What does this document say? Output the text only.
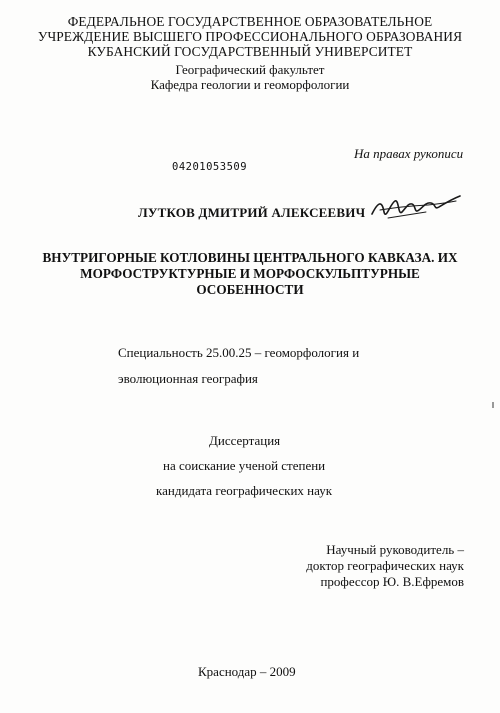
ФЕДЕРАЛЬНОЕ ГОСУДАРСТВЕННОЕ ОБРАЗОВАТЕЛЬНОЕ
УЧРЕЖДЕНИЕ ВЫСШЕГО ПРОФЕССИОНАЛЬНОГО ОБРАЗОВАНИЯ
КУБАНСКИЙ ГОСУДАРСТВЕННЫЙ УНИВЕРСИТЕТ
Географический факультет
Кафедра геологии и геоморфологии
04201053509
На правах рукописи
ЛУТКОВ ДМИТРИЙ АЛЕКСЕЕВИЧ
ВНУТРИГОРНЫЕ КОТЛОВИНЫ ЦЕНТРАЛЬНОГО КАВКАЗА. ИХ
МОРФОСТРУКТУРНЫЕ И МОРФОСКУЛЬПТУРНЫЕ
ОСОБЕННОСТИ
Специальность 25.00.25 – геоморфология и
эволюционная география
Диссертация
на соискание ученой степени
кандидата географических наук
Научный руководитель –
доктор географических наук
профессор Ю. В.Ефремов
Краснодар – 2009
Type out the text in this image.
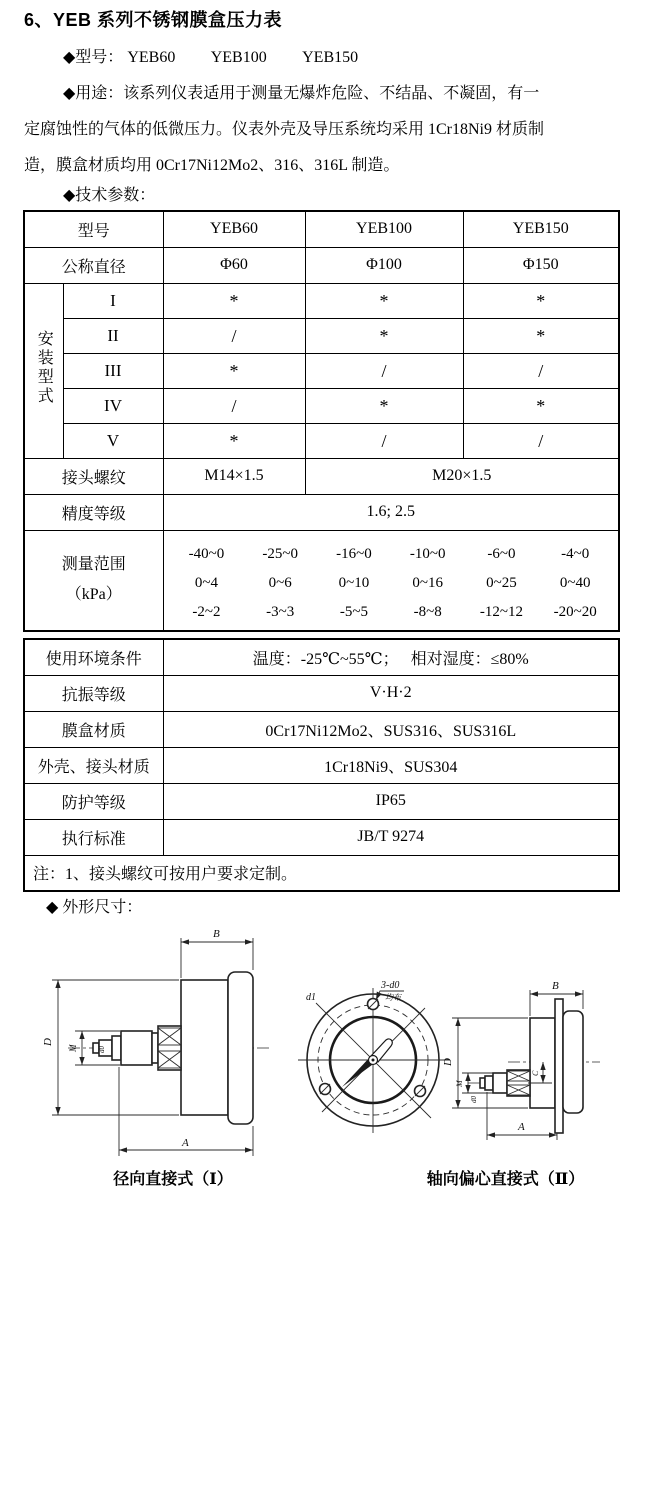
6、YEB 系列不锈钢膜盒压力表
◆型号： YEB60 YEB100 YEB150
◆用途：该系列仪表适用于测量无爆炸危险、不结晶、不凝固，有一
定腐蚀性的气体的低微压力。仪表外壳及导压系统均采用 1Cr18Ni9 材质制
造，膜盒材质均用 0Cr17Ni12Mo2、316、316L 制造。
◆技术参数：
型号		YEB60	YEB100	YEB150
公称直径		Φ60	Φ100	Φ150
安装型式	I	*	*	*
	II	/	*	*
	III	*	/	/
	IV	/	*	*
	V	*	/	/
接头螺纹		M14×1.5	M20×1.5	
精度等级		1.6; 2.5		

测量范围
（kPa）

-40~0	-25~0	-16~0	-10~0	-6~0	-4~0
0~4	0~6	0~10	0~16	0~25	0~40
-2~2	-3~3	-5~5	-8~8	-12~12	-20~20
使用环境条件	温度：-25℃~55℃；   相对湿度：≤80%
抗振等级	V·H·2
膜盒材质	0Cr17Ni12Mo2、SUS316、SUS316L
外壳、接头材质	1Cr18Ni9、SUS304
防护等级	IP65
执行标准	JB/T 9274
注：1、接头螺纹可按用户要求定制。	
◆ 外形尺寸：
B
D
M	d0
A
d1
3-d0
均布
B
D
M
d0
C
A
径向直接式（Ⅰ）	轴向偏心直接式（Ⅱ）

**SHORT EXERCISE**: Extract, word for word, every line from the one holding "Type out the text in this image." through the closing line of the data above. Do not include any pictures.

**RESULT OF THE EXERCISE**:
Type out the text in this image.
6、YEB 系列不锈钢膜盒压力表
◆型号： YEB60 YEB100 YEB150
◆用途：该系列仪表适用于测量无爆炸危险、不结晶、不凝固，有一
定腐蚀性的气体的低微压力。仪表外壳及导压系统均采用 1Cr18Ni9 材质制
造，膜盒材质均用 0Cr17Ni12Mo2、316、316L 制造。
◆技术参数：
型号		YEB60	YEB100	YEB150
公称直径		Φ60	Φ100	Φ150
安装型式	I	*	*	*
	II	/	*	*
	III	*	/	/
	IV	/	*	*
	V	*	/	/
接头螺纹		M14×1.5	M20×1.5	
精度等级		1.6; 2.5		

测量范围
（kPa）

-40~0	-25~0	-16~0	-10~0	-6~0	-4~0
0~4	0~6	0~10	0~16	0~25	0~40
-2~2	-3~3	-5~5	-8~8	-12~12	-20~20
使用环境条件	温度：-25℃~55℃；   相对湿度：≤80%
抗振等级	V·H·2
膜盒材质	0Cr17Ni12Mo2、SUS316、SUS316L
外壳、接头材质	1Cr18Ni9、SUS304
防护等级	IP65
执行标准	JB/T 9274
注：1、接头螺纹可按用户要求定制。	
◆ 外形尺寸：
B
D
M	d0
A
d1
3-d0
均布
B
D
M
d0
C
A
径向直接式（Ⅰ）	轴向偏心直接式（Ⅱ）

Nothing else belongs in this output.